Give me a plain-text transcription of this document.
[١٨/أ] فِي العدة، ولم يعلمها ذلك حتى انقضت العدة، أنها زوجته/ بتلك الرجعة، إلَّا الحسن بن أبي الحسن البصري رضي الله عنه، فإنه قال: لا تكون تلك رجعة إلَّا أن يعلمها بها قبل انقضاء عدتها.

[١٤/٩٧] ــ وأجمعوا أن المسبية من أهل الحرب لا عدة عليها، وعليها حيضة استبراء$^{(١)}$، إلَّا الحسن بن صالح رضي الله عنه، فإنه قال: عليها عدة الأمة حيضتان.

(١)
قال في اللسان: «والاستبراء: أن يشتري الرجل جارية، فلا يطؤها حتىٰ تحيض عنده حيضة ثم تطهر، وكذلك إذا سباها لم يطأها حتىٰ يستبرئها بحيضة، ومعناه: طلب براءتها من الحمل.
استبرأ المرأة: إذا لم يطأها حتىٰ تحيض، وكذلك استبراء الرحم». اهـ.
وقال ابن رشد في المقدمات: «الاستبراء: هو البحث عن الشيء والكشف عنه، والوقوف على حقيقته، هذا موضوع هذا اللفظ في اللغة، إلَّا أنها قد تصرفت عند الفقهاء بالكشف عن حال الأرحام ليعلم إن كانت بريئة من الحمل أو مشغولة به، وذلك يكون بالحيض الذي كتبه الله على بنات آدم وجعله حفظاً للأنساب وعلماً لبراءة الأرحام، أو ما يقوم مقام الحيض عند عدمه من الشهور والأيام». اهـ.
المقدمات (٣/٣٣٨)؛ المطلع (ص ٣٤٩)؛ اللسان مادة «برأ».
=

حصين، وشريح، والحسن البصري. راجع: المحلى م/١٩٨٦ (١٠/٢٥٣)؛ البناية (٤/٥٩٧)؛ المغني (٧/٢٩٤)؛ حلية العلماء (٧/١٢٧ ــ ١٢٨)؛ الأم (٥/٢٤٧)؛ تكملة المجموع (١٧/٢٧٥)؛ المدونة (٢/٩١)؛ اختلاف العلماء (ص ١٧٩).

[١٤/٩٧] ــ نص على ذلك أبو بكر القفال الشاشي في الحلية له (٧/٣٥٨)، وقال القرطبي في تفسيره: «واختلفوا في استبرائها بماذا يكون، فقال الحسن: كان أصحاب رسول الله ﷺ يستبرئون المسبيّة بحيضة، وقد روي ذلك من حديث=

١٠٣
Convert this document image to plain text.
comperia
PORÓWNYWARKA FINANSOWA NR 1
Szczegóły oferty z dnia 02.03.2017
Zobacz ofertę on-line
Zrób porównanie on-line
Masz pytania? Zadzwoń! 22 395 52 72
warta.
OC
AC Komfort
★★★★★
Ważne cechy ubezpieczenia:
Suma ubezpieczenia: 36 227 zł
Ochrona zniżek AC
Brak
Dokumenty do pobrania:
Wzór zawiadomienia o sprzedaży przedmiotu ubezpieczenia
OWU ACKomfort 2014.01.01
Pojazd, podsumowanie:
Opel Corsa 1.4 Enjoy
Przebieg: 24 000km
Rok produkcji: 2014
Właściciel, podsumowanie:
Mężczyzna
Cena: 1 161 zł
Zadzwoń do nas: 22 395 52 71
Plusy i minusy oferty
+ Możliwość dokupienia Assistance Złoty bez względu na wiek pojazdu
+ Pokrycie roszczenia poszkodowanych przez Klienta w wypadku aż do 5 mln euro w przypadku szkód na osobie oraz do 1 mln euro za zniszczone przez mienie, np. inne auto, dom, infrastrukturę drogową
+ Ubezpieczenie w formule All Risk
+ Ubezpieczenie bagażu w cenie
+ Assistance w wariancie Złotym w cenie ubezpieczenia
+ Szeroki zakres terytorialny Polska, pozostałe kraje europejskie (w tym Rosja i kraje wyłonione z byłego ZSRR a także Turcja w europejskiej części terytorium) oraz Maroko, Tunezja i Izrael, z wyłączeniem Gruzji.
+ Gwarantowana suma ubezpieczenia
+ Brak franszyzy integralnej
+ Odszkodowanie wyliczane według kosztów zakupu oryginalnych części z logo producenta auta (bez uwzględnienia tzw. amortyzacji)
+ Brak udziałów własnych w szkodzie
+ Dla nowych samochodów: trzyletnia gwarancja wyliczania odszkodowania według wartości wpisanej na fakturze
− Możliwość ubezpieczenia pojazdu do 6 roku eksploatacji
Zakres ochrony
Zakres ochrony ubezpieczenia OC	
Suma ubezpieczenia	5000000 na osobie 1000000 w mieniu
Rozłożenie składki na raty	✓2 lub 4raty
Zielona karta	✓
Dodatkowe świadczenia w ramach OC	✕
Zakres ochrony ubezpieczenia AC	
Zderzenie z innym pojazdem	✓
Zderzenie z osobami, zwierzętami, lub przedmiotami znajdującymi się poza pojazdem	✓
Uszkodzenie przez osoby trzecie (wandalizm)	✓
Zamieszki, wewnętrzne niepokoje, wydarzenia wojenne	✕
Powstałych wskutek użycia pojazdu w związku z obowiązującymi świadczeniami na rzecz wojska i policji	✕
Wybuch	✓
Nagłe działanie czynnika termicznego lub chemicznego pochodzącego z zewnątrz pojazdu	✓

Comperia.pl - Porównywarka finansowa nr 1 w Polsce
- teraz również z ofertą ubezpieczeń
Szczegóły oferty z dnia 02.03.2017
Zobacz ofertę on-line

______

WHAT TO DO =>
Provide only the count of lines in the material above that hold the word "اللسان".

ANSWER TO THE PROBLEM =>
2